*WHAT TO DO:*
Reproduce every line of the records below character for character, omitting the pictures from your answer.

(Spatial layout data)
☆ ☆ ☆ ☆

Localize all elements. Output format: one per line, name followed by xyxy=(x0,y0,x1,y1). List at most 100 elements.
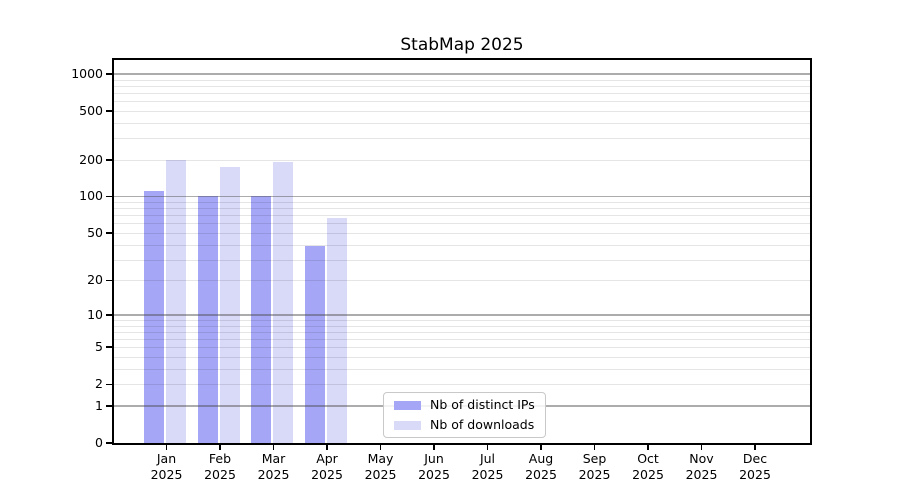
x-tick xyxy=(326,445,328,450)
x-tick-label: Apr 2025 xyxy=(297,451,357,482)
y-tick xyxy=(106,158,112,161)
x-tick-label: Feb 2025 xyxy=(190,451,250,482)
bar-downloads-mar xyxy=(273,161,293,443)
x-tick-label-year: 2025 xyxy=(150,466,183,482)
legend-label-distinct-ips: Nb of distinct IPs xyxy=(430,397,535,412)
gridline-minor xyxy=(114,223,810,225)
gridline-minor xyxy=(114,244,810,246)
legend-swatch-distinct-ips-icon xyxy=(394,400,421,410)
x-tick-label-month: Jan xyxy=(156,451,177,466)
x-tick-label-month: Apr xyxy=(316,451,338,466)
gridline-minor xyxy=(114,79,810,81)
x-tick xyxy=(165,445,168,450)
bar-downloads-jan xyxy=(166,159,186,443)
y-tick xyxy=(106,232,112,234)
y-tick-label: 50 xyxy=(87,224,103,240)
gridline-minor xyxy=(114,384,810,386)
y-tick xyxy=(106,279,112,282)
gridline-minor xyxy=(114,320,810,321)
x-tick-label-year: 2025 xyxy=(418,466,450,482)
y-tick xyxy=(106,73,112,75)
x-tick-label: Jul 2025 xyxy=(458,451,518,482)
x-tick-label: Mar 2025 xyxy=(244,451,304,482)
gridline-major xyxy=(114,73,810,75)
x-tick xyxy=(754,445,756,450)
x-tick-label: Jun 2025 xyxy=(404,451,464,482)
gridline-minor xyxy=(114,159,810,161)
x-tick-label-month: Jul xyxy=(479,451,496,466)
y-tick-label: 0 xyxy=(95,435,103,450)
legend-label-downloads: Nb of downloads xyxy=(430,417,535,432)
gridline-minor xyxy=(114,122,810,124)
x-tick xyxy=(433,445,435,450)
x-tick-label-year: 2025 xyxy=(364,466,397,482)
gridline-minor xyxy=(114,325,810,327)
legend-entry-downloads: Nb of downloads xyxy=(394,417,537,433)
y-tick xyxy=(106,383,112,386)
y-tick-label: 100 xyxy=(79,188,103,204)
x-tick-label: Jan 2025 xyxy=(137,451,197,482)
x-tick-label-year: 2025 xyxy=(257,466,290,482)
x-tick-label-month: Aug xyxy=(528,451,554,466)
x-tick-label-year: 2025 xyxy=(311,466,343,482)
x-tick-label-year: 2025 xyxy=(685,466,718,482)
bar-downloads-apr xyxy=(326,217,347,443)
x-tick-label: Sep 2025 xyxy=(565,451,625,482)
x-tick-label-month: Feb xyxy=(208,451,232,466)
y-tick-label: 5 xyxy=(95,339,103,355)
gridline-minor xyxy=(114,110,810,112)
y-tick xyxy=(106,346,112,349)
x-tick-label-year: 2025 xyxy=(632,466,664,482)
x-tick-label-month: Dec xyxy=(742,451,768,466)
legend-swatch-downloads-icon xyxy=(394,420,421,430)
y-tick xyxy=(106,314,112,316)
x-tick-label-month: Nov xyxy=(689,451,714,466)
x-tick xyxy=(486,445,489,450)
x-tick-label: Dec 2025 xyxy=(725,451,785,482)
gridline-minor xyxy=(114,347,810,349)
gridline-minor xyxy=(114,208,810,210)
gridline-minor xyxy=(114,339,810,341)
x-tick xyxy=(647,445,649,450)
bar-distinct-ips-feb xyxy=(197,196,218,443)
x-tick-label-month: Mar xyxy=(261,451,286,466)
bar-distinct-ips-jan xyxy=(144,190,164,443)
gridline-minor xyxy=(114,202,810,204)
y-tick-label: 2 xyxy=(95,376,103,392)
x-tick xyxy=(219,445,221,450)
legend-entry-distinct-ips: Nb of distinct IPs xyxy=(394,397,537,413)
y-tick-label: 500 xyxy=(79,102,103,118)
y-tick xyxy=(106,405,112,407)
x-tick xyxy=(700,445,703,450)
x-tick-label-month: Sep xyxy=(582,451,607,466)
x-tick-label: Oct 2025 xyxy=(618,451,678,482)
y-tick-label: 10 xyxy=(87,306,103,322)
x-tick-label-month: Oct xyxy=(637,451,659,466)
gridline-minor xyxy=(114,232,810,234)
gridline-minor xyxy=(114,215,810,217)
gridline-minor xyxy=(114,259,810,261)
gridline-minor xyxy=(114,331,810,333)
bar-distinct-ips-apr xyxy=(304,245,325,443)
y-tick xyxy=(106,442,112,444)
gridline-minor xyxy=(114,357,810,359)
gridline-minor xyxy=(114,92,810,94)
x-tick xyxy=(593,445,596,450)
bar-distinct-ips-mar xyxy=(251,195,271,443)
gridline-major xyxy=(114,195,810,198)
x-tick-label-year: 2025 xyxy=(471,466,504,482)
gridline-major xyxy=(114,314,810,316)
x-tick xyxy=(272,445,275,450)
x-tick-label-month: May xyxy=(367,451,394,466)
legend: Nb of distinct IPs Nb of downloads xyxy=(383,392,546,438)
gridline-minor xyxy=(114,368,810,370)
x-tick-label-year: 2025 xyxy=(204,466,236,482)
y-tick xyxy=(106,110,112,112)
y-tick-label: 20 xyxy=(87,272,103,288)
x-tick-label-month: Jun xyxy=(424,451,444,466)
x-tick xyxy=(379,445,382,450)
x-tick-label: Aug 2025 xyxy=(511,451,571,482)
y-tick-label: 200 xyxy=(79,151,103,167)
gridline-minor xyxy=(114,85,810,87)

☆ ☆ ☆ ☆

*RESULT BELOW:*
Localize all elements. Output format: one per line, name followed by xyxy=(x0,y0,x1,y1). List at most 100 elements.
x-tick xyxy=(326,445,328,450)
x-tick-label: Apr 2025 xyxy=(297,451,357,482)
y-tick xyxy=(106,158,112,161)
x-tick-label: Feb 2025 xyxy=(190,451,250,482)
bar-downloads-mar xyxy=(273,161,293,443)
x-tick-label-year: 2025 xyxy=(150,466,183,482)
legend-label-distinct-ips: Nb of distinct IPs xyxy=(430,397,535,412)
gridline-minor xyxy=(114,223,810,225)
gridline-minor xyxy=(114,244,810,246)
legend-swatch-distinct-ips-icon xyxy=(394,400,421,410)
x-tick-label-month: Jan xyxy=(156,451,177,466)
x-tick-label-month: Apr xyxy=(316,451,338,466)
gridline-minor xyxy=(114,79,810,81)
x-tick xyxy=(165,445,168,450)
bar-downloads-jan xyxy=(166,159,186,443)
y-tick xyxy=(106,232,112,234)
y-tick-label: 50 xyxy=(87,224,103,240)
gridline-minor xyxy=(114,384,810,386)
y-tick xyxy=(106,279,112,282)
gridline-minor xyxy=(114,320,810,321)
x-tick-label-year: 2025 xyxy=(418,466,450,482)
y-tick xyxy=(106,73,112,75)
x-tick-label: Jul 2025 xyxy=(458,451,518,482)
x-tick-label: Mar 2025 xyxy=(244,451,304,482)
gridline-major xyxy=(114,73,810,75)
x-tick xyxy=(754,445,756,450)
x-tick-label: Jun 2025 xyxy=(404,451,464,482)
gridline-minor xyxy=(114,159,810,161)
x-tick-label-month: Jul xyxy=(479,451,496,466)
y-tick-label: 0 xyxy=(95,435,103,450)
legend-label-downloads: Nb of downloads xyxy=(430,417,535,432)
gridline-minor xyxy=(114,122,810,124)
x-tick xyxy=(433,445,435,450)
x-tick-label-year: 2025 xyxy=(364,466,397,482)
gridline-minor xyxy=(114,325,810,327)
legend-entry-downloads: Nb of downloads xyxy=(394,417,537,433)
y-tick xyxy=(106,383,112,386)
y-tick-label: 100 xyxy=(79,188,103,204)
x-tick-label: Jan 2025 xyxy=(137,451,197,482)
x-tick-label-year: 2025 xyxy=(257,466,290,482)
x-tick-label-month: Aug xyxy=(528,451,554,466)
x-tick-label-year: 2025 xyxy=(311,466,343,482)
x-tick-label-year: 2025 xyxy=(685,466,718,482)
bar-downloads-apr xyxy=(326,217,347,443)
x-tick-label: Sep 2025 xyxy=(565,451,625,482)
x-tick-label-month: Feb xyxy=(208,451,232,466)
y-tick-label: 5 xyxy=(95,339,103,355)
gridline-minor xyxy=(114,110,810,112)
y-tick xyxy=(106,346,112,349)
x-tick-label-year: 2025 xyxy=(632,466,664,482)
x-tick-label-month: Dec xyxy=(742,451,768,466)
legend-swatch-downloads-icon xyxy=(394,420,421,430)
y-tick xyxy=(106,314,112,316)
x-tick-label-month: Nov xyxy=(689,451,714,466)
x-tick xyxy=(486,445,489,450)
x-tick-label: Dec 2025 xyxy=(725,451,785,482)
gridline-minor xyxy=(114,347,810,349)
gridline-minor xyxy=(114,208,810,210)
gridline-minor xyxy=(114,339,810,341)
x-tick xyxy=(647,445,649,450)
bar-distinct-ips-feb xyxy=(197,196,218,443)
x-tick-label-month: Mar xyxy=(261,451,286,466)
bar-distinct-ips-jan xyxy=(144,190,164,443)
gridline-minor xyxy=(114,202,810,204)
y-tick-label: 2 xyxy=(95,376,103,392)
x-tick xyxy=(219,445,221,450)
legend-entry-distinct-ips: Nb of distinct IPs xyxy=(394,397,537,413)
y-tick-label: 500 xyxy=(79,102,103,118)
y-tick xyxy=(106,405,112,407)
x-tick xyxy=(700,445,703,450)
x-tick-label-month: Sep xyxy=(582,451,607,466)
x-tick-label: Oct 2025 xyxy=(618,451,678,482)
y-tick-label: 10 xyxy=(87,306,103,322)
x-tick-label-month: Oct xyxy=(637,451,659,466)
gridline-minor xyxy=(114,232,810,234)
gridline-minor xyxy=(114,215,810,217)
gridline-minor xyxy=(114,259,810,261)
gridline-minor xyxy=(114,331,810,333)
bar-distinct-ips-apr xyxy=(304,245,325,443)
y-tick xyxy=(106,442,112,444)
gridline-minor xyxy=(114,357,810,359)
gridline-minor xyxy=(114,92,810,94)
x-tick xyxy=(593,445,596,450)
bar-distinct-ips-mar xyxy=(251,195,271,443)
gridline-major xyxy=(114,195,810,198)
x-tick-label-year: 2025 xyxy=(471,466,504,482)
gridline-major xyxy=(114,314,810,316)
x-tick xyxy=(272,445,275,450)
x-tick-label-month: May xyxy=(367,451,394,466)
legend: Nb of distinct IPs Nb of downloads xyxy=(383,392,546,438)
gridline-minor xyxy=(114,368,810,370)
x-tick-label-year: 2025 xyxy=(204,466,236,482)
y-tick xyxy=(106,110,112,112)
y-tick-label: 20 xyxy=(87,272,103,288)
x-tick-label-month: Jun xyxy=(424,451,444,466)
x-tick xyxy=(379,445,382,450)
x-tick-label: Aug 2025 xyxy=(511,451,571,482)
y-tick-label: 200 xyxy=(79,151,103,167)
gridline-minor xyxy=(114,85,810,87)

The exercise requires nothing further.